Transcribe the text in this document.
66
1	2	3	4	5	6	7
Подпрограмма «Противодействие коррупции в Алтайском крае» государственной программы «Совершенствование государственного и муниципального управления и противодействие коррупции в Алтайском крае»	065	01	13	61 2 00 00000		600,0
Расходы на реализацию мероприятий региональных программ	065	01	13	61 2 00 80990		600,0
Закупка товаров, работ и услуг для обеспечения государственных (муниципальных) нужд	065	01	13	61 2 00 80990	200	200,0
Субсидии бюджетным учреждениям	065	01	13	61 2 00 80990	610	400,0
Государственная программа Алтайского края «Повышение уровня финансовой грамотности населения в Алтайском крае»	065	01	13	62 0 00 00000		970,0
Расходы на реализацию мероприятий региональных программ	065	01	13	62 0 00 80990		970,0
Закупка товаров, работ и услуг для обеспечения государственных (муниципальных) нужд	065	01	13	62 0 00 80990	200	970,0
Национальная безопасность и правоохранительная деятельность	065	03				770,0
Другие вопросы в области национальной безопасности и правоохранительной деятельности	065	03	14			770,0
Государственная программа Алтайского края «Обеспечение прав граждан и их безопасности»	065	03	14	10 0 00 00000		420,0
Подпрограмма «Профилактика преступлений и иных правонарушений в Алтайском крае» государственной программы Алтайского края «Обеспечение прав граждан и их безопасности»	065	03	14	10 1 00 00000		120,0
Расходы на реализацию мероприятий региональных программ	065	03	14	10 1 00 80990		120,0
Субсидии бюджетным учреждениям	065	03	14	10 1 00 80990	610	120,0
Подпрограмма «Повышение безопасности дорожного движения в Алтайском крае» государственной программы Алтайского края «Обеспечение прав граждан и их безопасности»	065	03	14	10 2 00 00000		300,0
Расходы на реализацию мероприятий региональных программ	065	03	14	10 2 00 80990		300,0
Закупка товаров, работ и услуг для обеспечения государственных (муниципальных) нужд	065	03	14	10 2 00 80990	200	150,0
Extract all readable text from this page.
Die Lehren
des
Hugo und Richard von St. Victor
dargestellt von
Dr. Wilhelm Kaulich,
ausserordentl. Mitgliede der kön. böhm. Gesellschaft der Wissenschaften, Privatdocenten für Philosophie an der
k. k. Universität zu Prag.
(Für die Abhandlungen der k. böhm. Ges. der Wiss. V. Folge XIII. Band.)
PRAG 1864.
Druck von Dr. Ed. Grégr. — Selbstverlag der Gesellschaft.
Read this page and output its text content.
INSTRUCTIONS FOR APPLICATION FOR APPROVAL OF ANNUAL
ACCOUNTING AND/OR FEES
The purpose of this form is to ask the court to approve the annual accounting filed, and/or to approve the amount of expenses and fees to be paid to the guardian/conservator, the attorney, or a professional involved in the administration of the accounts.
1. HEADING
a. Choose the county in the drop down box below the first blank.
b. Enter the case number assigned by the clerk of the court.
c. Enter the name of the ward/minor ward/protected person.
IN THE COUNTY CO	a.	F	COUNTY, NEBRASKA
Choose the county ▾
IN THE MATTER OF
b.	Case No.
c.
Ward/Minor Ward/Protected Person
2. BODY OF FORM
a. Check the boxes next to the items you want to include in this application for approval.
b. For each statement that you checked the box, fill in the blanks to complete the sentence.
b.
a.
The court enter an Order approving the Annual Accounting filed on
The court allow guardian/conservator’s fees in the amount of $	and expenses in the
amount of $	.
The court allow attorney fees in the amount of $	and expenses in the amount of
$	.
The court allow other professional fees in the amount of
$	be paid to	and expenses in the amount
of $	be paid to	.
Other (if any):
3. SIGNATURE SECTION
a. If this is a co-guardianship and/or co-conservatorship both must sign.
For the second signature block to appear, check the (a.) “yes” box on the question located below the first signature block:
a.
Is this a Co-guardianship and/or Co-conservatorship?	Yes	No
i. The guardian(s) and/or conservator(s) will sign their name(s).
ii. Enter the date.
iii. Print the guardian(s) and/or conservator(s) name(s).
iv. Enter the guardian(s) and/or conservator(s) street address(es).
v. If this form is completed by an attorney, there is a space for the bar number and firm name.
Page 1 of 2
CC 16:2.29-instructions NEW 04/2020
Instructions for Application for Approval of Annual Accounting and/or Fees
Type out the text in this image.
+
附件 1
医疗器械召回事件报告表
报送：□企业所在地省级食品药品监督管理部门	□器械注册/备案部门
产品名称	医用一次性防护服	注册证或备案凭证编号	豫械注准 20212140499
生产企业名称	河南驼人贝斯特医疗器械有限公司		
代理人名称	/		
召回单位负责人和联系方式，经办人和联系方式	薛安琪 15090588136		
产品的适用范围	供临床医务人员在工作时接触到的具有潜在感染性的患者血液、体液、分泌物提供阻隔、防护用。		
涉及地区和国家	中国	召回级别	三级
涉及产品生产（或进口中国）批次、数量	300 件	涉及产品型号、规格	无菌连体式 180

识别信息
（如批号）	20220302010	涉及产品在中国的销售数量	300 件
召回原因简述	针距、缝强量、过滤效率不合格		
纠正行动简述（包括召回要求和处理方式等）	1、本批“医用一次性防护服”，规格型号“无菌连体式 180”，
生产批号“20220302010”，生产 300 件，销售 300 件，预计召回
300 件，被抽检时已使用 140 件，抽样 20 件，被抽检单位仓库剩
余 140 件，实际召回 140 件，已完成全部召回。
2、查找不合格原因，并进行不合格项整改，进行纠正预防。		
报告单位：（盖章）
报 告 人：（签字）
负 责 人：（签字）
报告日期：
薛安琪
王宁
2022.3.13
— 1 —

#####

» **Exercise**
Pull out every line in the material above where "conservatorship" occurs.

» **Result below**
a. If this is a co-guardianship and/or co-conservatorship both must sign.
Is this a Co-guardianship and/or Co-conservatorship?	Yes	No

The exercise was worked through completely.